しかも、賭けの対象はプロ野球・国内外サッカーにとどまらない。バスケットボール、ラグビー、ホッケー、陸上、ハンドボール、さらには高校・大学野球のほか、アマのマイナー競技にまで広まっている。


各競技団体は、「違法なスポーツ博打マネーが海外に流れ、不正の温床につながりかねない」と懸念する。そこで、「緊張感をもって注視する」と、なぜか腰が重い関係省庁に代わって、国会では「世界的潮流に沿ってスポーツの賭けを合法化し国内販売しよう」という動きが強まっているのだ。


「これを合法化すれば、年間6兆円という巨大市場が生まれ、1兆円規模の税収が見込めます。岸田文雄首相は、異次元の少子化対策、防衛費大幅増を掲げていますが、問題はその財源です。

国外に売り上げが流れるのを防ぐ

スポーツベッティングは、国民の税負担を少なくする切り札になり得ます。年間の売上高が1200億円にも満たないスポーツくじ(toto)とはワケが違うのです」(超党派で作るオンラインゲーム・eスポーツ議員連盟関係者)

先週行われたアメリカンフットボールのプロリーグ、NFLの王者決定戦『スーパーボウル』では、アメリカの全人口の約20%に相当する5040万人もの人々がスポーツベッティングに約160億ドル(約2兆1000億円)を投じたといわれている。2018年にスポーツベッティングを解禁していなければ、8兆円規模の年間売り上げが国外に流れていたという。


日本が合法化を急ぐのも、このためだ。


「日本球界では、ネット事業を手掛けるソフトバンク、楽天、DeNAがスポーツベッティングの合法化に賛成している。スポーツが賭けの対象となることに反対してきた読売も、現在はスポーツ動画配信大手の『DAZN(ダゾーン)』と包括提携し、巨人戦を年間20億円で配信している」(前出・スポーツ紙デスク)


そのDAZNは、ネット画面でユーザーがベッティングボタンを押すだけで、そのままサービスに移ることができる新たなシステムを既に整えている。


球界では、コミッショナーが元経団連会長の榊原定征氏、オーナー会議議長が西武・後藤高志オーナーに代わり、共に積極財政を推進している。テレビ観戦しながら「賭け」を楽しむ「野球くじ」実施は、すぐそこまで来ているのだ。


来夏に迫るパリ五輪にも、合法化の運びとなりそうだ。

- 課題 -
スポーツベッティングを扱った本文では、スーパーボウルでスポーツベッティングに投じられた金額はいくらとされているか。 このあとの項目は参照しなくてかまいません。

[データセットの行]

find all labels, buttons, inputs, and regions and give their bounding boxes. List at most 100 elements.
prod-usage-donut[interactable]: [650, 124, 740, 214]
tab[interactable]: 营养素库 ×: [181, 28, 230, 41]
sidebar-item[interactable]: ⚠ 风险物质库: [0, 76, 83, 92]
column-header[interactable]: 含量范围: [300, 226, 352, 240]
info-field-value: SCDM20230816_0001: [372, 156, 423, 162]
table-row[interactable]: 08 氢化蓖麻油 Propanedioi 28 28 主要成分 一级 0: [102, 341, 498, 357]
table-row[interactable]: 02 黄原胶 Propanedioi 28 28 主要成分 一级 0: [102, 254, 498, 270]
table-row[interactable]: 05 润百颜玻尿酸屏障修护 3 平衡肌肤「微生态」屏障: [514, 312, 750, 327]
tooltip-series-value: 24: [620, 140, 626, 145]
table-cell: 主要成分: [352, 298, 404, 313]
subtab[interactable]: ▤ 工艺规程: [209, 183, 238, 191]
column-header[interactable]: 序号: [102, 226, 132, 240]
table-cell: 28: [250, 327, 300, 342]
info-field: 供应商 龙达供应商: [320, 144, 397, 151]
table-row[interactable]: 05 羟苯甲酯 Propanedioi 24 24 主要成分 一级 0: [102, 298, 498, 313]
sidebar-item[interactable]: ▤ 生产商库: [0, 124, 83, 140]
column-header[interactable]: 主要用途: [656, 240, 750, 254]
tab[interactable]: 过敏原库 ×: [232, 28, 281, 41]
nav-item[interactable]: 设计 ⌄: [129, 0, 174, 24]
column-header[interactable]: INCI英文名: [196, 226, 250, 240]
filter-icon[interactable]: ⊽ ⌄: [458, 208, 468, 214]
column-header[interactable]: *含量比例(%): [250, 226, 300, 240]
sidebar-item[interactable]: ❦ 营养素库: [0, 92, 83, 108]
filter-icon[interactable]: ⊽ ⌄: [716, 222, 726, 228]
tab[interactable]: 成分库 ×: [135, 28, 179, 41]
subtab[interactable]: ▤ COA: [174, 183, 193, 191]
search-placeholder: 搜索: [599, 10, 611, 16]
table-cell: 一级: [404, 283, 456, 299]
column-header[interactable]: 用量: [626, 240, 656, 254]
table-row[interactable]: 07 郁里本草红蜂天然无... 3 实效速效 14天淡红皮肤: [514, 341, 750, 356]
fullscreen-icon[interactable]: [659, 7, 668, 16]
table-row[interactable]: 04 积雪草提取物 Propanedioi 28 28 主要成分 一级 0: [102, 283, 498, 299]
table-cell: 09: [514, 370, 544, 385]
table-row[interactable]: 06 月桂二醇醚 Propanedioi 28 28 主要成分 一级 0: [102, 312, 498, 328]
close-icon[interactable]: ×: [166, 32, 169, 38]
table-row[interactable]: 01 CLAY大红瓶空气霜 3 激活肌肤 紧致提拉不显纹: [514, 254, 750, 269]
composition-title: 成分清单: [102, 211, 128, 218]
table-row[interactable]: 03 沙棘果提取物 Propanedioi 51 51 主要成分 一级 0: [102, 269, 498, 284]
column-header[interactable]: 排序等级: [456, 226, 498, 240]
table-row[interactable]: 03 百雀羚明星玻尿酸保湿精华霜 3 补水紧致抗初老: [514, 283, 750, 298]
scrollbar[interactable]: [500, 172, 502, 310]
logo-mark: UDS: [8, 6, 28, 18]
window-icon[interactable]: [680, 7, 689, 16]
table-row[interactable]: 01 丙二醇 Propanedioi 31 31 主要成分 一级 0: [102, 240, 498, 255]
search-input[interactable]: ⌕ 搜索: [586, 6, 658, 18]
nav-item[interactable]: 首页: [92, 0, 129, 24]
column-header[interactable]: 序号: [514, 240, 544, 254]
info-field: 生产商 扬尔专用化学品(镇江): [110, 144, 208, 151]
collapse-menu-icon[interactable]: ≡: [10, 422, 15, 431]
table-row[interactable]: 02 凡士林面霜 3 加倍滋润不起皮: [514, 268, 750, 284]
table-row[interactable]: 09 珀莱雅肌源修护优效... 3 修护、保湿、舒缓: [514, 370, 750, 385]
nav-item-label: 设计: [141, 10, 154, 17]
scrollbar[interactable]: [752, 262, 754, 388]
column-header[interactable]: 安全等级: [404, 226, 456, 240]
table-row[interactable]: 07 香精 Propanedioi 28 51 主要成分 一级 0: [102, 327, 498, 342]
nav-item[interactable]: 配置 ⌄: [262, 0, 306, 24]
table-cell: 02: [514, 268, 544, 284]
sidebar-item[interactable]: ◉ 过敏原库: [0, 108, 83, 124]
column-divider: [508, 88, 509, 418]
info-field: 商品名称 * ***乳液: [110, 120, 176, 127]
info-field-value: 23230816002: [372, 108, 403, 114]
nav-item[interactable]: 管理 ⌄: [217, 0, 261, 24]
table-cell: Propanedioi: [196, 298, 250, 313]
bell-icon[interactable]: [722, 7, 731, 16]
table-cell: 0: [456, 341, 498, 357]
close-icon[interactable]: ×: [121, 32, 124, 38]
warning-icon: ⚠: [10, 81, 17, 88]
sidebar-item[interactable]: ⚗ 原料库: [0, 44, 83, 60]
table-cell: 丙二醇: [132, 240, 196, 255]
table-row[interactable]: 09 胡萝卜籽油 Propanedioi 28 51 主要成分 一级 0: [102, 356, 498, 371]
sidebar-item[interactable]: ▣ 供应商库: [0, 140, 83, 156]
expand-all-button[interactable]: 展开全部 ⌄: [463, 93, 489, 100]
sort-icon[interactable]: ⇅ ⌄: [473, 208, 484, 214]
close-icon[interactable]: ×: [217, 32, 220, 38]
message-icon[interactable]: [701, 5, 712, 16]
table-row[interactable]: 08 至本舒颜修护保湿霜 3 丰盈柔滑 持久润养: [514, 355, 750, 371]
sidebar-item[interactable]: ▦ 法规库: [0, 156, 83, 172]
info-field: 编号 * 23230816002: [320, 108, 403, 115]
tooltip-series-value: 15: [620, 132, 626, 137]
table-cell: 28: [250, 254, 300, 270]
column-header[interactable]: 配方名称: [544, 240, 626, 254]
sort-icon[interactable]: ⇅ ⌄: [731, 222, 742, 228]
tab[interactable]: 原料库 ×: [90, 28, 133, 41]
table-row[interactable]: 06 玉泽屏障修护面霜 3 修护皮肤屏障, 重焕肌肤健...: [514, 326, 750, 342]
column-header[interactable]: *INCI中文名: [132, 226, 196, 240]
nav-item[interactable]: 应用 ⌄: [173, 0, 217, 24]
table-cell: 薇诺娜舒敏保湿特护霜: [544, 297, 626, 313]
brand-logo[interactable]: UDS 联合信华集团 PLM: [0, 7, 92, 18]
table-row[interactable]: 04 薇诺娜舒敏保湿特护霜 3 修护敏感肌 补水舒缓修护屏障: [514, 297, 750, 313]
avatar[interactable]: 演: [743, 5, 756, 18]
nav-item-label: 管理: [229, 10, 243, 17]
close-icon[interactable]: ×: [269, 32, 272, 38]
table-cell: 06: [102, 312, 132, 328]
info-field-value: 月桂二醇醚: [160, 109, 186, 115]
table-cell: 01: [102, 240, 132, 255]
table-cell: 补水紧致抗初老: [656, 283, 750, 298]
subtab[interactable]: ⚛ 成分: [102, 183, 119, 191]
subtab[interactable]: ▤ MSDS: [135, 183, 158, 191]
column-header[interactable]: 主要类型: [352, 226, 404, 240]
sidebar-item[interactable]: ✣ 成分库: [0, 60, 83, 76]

- 回答 -
約160億ドル(約2兆1000億円)とされている。